SUPPLIED ENTRIES:
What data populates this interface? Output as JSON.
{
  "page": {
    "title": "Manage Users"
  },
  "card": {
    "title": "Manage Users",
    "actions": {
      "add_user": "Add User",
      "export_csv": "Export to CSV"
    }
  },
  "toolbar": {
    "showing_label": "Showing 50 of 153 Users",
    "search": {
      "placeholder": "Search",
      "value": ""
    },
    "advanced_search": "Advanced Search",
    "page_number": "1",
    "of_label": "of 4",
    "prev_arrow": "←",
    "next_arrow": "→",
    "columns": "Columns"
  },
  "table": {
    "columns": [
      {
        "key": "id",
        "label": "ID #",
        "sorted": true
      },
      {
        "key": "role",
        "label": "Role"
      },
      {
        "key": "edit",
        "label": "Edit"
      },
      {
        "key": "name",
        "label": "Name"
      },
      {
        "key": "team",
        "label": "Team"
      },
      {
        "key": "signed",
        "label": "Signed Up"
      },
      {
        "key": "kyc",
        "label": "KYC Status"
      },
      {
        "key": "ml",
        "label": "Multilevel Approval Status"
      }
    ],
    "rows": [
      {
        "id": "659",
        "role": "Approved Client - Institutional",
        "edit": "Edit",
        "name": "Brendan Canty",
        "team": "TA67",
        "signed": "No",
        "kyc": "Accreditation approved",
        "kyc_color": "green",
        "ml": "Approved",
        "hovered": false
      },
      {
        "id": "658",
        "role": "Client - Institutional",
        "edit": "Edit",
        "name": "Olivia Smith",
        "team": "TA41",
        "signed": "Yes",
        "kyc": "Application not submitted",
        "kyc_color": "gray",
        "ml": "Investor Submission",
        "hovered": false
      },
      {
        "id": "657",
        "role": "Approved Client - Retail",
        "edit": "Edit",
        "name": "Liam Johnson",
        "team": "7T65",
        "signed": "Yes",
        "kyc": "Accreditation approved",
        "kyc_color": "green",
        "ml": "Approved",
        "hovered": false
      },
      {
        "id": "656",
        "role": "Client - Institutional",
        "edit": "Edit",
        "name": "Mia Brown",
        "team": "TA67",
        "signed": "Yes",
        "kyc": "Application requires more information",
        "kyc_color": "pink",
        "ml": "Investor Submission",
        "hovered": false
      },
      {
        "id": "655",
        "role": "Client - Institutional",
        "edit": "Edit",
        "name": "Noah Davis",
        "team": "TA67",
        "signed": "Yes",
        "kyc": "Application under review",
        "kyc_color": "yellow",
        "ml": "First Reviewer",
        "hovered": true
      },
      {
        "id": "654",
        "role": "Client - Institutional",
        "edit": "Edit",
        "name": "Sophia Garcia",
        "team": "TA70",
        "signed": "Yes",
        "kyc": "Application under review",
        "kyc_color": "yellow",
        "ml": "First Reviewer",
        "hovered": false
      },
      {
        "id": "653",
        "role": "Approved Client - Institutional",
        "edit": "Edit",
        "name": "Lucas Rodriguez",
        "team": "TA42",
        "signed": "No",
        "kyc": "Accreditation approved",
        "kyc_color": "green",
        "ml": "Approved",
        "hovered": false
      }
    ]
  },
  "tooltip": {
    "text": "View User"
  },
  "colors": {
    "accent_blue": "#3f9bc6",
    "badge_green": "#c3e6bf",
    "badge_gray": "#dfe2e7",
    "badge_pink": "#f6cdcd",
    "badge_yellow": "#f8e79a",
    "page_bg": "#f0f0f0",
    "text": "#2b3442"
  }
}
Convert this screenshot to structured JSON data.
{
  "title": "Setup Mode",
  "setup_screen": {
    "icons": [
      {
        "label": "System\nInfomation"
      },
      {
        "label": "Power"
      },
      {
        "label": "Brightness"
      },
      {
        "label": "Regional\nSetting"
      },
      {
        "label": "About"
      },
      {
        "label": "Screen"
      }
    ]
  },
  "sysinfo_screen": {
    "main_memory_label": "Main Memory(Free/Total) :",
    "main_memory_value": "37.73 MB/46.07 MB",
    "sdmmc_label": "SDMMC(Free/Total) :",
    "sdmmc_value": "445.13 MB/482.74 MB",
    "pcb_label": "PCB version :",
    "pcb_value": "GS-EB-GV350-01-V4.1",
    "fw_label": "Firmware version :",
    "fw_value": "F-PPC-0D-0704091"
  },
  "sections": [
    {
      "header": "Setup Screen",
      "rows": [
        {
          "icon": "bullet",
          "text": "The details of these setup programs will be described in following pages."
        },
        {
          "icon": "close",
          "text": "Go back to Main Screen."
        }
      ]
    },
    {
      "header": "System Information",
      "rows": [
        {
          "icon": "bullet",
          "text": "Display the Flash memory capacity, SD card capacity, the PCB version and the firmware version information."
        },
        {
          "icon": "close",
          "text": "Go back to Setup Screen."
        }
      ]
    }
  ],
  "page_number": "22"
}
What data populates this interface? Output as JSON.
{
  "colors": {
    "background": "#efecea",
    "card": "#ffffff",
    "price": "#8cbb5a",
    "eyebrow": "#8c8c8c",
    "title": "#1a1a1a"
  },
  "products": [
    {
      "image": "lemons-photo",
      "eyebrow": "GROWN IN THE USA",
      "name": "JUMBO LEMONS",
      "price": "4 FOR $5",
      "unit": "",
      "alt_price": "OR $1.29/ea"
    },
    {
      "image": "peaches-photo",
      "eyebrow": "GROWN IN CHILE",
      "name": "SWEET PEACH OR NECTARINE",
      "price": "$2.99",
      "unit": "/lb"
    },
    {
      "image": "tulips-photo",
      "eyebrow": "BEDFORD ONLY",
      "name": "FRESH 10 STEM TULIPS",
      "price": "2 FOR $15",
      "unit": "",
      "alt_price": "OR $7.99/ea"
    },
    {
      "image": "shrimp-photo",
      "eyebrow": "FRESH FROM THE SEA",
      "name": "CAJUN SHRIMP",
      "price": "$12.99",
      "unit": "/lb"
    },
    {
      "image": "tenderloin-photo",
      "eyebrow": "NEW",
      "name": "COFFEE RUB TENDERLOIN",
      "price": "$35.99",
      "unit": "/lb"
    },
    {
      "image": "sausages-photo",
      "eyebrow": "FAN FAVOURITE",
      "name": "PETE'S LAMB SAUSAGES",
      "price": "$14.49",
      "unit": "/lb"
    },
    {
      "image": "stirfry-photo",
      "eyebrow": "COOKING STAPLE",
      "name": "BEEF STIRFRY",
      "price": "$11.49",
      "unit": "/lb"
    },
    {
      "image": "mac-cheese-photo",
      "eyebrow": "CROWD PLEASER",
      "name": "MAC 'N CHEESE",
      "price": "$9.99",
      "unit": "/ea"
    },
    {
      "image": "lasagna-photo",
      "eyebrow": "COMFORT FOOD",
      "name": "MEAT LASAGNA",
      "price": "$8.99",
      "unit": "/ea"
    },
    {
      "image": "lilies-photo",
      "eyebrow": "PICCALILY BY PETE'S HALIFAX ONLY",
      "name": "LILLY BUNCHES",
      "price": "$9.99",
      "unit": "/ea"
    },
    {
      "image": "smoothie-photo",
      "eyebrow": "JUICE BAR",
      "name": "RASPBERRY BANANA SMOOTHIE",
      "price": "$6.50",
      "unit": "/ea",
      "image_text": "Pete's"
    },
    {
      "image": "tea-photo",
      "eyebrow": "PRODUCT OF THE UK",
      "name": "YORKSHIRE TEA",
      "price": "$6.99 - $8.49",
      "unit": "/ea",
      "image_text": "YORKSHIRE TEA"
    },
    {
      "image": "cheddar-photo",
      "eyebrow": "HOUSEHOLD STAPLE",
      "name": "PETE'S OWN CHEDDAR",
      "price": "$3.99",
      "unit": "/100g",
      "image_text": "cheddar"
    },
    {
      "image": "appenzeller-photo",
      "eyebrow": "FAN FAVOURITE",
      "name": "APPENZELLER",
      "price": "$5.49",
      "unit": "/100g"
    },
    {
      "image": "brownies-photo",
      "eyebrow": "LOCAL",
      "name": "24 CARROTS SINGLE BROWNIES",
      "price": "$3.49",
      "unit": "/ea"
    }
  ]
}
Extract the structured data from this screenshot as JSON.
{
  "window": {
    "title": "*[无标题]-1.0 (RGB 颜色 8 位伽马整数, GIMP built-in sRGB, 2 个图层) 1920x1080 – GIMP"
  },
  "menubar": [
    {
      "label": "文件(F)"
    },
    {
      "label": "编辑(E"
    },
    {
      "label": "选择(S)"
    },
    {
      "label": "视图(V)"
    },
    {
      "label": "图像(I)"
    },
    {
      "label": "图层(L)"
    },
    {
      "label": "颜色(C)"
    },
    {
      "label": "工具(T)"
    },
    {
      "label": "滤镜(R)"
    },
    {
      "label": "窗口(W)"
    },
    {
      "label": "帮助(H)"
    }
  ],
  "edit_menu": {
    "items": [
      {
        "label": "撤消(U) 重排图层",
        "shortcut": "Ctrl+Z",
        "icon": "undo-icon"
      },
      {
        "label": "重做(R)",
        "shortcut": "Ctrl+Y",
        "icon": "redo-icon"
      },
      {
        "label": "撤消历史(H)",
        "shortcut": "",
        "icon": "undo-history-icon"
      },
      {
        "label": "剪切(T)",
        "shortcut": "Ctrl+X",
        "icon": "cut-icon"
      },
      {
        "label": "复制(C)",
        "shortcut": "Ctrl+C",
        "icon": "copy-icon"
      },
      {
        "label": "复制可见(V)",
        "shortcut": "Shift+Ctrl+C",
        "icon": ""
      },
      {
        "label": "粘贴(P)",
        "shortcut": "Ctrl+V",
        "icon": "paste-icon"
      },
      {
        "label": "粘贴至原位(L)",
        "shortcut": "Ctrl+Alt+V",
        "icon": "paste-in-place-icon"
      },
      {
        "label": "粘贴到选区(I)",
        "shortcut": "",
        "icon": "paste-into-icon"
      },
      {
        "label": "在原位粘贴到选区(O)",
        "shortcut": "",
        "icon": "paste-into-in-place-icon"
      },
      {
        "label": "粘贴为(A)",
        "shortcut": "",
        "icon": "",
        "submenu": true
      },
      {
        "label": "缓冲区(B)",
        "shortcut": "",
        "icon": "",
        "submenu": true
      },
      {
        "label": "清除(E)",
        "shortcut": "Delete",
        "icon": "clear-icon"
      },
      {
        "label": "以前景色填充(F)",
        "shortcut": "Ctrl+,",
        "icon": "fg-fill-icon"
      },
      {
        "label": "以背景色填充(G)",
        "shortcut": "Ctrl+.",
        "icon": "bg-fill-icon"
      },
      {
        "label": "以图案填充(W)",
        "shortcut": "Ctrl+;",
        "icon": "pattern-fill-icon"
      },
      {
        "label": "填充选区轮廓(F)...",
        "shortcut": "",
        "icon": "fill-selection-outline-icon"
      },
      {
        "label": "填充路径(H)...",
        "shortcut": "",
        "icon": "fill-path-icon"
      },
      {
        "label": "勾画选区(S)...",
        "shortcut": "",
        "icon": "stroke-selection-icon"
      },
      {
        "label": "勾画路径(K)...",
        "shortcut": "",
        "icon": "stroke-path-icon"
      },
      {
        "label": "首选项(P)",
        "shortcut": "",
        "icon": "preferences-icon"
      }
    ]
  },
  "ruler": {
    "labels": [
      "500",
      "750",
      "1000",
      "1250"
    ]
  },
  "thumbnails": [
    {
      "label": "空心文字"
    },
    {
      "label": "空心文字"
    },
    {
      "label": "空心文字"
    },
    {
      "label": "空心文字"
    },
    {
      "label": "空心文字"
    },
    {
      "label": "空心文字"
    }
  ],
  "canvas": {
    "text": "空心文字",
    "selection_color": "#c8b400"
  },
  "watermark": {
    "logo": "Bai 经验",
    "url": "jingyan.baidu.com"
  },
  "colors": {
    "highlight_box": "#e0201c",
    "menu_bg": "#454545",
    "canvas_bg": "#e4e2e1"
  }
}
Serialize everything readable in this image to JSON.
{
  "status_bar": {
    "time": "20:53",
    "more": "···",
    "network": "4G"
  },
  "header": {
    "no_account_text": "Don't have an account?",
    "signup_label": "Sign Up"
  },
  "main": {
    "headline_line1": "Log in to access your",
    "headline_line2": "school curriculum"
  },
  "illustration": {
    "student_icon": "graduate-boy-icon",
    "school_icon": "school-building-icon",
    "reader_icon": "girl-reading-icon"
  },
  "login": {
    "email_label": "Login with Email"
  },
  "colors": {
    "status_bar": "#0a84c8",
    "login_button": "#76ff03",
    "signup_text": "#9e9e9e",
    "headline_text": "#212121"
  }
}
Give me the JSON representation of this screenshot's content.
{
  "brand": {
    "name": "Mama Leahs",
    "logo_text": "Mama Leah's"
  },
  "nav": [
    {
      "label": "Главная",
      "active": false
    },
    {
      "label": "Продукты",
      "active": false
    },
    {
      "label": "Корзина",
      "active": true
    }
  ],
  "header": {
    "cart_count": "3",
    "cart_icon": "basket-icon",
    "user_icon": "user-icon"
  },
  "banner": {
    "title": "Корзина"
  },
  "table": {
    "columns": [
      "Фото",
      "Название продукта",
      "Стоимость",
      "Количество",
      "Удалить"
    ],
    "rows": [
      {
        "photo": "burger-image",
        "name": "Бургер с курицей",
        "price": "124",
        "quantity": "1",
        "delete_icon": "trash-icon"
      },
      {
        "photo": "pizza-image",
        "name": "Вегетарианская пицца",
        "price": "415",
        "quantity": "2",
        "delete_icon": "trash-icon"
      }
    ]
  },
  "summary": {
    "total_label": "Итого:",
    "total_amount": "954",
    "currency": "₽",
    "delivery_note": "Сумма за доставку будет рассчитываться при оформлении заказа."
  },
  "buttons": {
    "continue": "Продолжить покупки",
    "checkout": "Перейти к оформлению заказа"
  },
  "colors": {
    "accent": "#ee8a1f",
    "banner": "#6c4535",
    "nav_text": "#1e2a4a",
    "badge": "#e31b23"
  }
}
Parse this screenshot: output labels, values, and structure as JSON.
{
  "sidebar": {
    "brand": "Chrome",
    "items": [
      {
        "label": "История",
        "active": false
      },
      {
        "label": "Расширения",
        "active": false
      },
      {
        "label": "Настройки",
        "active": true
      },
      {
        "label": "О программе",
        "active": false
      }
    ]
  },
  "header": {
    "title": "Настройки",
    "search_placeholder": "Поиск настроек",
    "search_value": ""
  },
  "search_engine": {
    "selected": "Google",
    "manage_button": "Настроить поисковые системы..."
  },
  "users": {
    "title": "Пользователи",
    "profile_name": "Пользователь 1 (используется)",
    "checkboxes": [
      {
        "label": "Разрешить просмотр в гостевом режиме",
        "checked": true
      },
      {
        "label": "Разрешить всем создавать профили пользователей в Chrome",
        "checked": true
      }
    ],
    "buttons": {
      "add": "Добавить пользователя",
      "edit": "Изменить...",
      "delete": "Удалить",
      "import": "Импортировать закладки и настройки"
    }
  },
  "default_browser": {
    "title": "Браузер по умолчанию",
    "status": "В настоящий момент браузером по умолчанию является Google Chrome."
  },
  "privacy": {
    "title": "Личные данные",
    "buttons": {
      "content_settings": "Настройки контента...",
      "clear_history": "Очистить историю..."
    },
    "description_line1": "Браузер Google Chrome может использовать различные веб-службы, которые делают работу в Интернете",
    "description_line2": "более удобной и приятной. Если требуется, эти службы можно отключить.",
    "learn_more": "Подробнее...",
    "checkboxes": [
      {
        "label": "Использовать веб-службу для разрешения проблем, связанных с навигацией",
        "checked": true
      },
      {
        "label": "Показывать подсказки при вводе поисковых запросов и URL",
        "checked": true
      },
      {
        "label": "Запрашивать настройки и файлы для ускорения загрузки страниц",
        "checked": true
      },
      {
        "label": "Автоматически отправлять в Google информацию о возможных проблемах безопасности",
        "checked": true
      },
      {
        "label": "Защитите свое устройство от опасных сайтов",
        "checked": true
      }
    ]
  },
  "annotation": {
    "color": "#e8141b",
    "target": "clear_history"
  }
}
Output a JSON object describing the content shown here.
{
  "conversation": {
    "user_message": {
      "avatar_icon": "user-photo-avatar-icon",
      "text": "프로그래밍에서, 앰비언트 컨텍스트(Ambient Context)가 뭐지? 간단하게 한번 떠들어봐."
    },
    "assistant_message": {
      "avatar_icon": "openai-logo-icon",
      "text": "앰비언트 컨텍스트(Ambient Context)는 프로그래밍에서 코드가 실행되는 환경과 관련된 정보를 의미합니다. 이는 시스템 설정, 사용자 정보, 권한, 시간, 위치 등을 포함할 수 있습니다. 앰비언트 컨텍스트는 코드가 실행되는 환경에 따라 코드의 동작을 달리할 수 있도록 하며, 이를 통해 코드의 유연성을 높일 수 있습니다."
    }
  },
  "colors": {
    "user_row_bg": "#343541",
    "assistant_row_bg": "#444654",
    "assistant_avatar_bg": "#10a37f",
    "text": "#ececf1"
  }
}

EXERCISE: Filter the records above for lines containing the word "structured", and copy those lines.

RESPONSE TO THE TASK:
Convert this screenshot to structured JSON data.
Extract the structured data from this screenshot as JSON.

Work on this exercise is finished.